WHAT THE TASK ASKS » Quote the records word for word, everything from the line containing "List each element" down to the line containing "y-axis-label: Response Time".

EXERCISE DATA »

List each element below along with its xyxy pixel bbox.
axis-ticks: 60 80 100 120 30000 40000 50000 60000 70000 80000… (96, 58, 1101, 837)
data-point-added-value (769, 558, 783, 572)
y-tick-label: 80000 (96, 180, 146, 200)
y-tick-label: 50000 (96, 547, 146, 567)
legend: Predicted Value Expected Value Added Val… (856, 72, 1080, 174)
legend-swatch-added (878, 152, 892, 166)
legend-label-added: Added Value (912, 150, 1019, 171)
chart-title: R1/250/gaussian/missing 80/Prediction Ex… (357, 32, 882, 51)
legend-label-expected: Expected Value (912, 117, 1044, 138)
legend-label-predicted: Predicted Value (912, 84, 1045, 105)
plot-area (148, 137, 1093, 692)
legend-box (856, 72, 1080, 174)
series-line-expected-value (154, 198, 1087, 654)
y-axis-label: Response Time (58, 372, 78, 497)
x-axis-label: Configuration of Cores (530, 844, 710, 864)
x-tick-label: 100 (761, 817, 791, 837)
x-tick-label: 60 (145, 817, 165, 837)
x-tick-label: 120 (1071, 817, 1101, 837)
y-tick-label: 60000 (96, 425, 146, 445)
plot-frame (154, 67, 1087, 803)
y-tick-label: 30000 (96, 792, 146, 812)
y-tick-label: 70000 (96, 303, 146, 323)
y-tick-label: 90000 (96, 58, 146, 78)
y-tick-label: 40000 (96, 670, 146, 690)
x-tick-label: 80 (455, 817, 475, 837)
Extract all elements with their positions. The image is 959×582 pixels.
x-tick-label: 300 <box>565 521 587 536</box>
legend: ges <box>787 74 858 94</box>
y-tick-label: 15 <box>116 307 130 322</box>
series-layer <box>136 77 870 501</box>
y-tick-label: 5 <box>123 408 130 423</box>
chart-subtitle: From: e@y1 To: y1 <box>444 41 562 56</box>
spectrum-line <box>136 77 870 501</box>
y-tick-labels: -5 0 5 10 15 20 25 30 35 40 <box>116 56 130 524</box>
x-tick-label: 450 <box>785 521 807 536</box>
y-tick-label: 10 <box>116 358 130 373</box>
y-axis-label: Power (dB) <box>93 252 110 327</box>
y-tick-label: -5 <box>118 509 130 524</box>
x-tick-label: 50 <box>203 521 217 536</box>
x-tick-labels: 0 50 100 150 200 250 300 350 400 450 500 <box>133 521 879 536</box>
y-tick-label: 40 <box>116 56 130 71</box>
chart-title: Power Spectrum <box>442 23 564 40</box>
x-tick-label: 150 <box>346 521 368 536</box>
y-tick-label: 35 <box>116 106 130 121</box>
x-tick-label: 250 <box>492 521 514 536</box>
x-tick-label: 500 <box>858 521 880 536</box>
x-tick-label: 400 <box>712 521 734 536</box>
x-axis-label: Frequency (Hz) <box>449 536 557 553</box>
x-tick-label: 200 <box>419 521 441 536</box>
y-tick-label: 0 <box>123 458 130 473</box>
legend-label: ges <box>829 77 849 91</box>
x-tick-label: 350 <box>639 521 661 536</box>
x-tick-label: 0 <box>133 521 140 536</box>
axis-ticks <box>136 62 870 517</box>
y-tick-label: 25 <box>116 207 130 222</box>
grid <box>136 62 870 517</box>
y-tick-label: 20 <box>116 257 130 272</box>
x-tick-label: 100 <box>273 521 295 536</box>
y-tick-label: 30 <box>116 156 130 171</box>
---
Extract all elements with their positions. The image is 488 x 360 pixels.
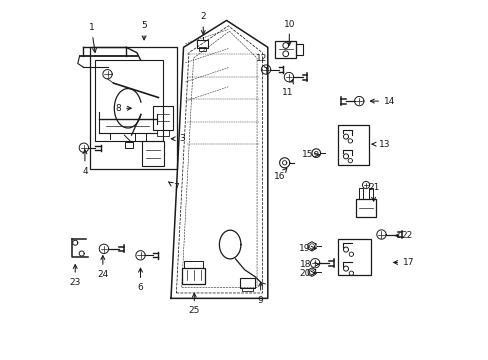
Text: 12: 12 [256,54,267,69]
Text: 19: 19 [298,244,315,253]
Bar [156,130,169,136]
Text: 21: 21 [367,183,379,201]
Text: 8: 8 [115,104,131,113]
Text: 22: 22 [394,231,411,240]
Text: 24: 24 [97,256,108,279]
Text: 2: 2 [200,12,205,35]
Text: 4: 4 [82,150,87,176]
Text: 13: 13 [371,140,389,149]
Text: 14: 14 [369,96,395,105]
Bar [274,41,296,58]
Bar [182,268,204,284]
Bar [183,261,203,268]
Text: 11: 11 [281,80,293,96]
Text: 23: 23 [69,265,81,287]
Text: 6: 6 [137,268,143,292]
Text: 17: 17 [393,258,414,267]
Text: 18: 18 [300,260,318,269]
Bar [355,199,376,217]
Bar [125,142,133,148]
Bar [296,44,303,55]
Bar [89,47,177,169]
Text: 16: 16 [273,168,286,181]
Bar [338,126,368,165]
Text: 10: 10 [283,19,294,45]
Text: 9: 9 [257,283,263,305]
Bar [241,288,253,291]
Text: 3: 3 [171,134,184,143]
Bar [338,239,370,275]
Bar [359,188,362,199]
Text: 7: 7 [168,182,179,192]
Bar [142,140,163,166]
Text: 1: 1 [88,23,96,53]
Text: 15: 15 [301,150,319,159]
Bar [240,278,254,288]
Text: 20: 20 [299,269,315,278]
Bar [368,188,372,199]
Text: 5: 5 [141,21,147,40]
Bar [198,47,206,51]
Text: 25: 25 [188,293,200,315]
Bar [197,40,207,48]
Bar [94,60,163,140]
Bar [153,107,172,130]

EXPECTED OUTPUT »
List each element below along with its xyxy pixel bbox.
axis-ticks: 60 80 100 120 30000 40000 50000 60000 70000 80000… (96, 58, 1101, 837)
data-point-added-value (769, 558, 783, 572)
y-tick-label: 80000 (96, 180, 146, 200)
y-tick-label: 50000 (96, 547, 146, 567)
legend: Predicted Value Expected Value Added Val… (856, 72, 1080, 174)
legend-swatch-added (878, 152, 892, 166)
legend-label-added: Added Value (912, 150, 1019, 171)
chart-title: R1/250/gaussian/missing 80/Prediction Ex… (357, 32, 882, 51)
legend-label-expected: Expected Value (912, 117, 1044, 138)
legend-label-predicted: Predicted Value (912, 84, 1045, 105)
plot-area (148, 137, 1093, 692)
legend-box (856, 72, 1080, 174)
series-line-expected-value (154, 198, 1087, 654)
y-axis-label: Response Time (58, 372, 78, 497)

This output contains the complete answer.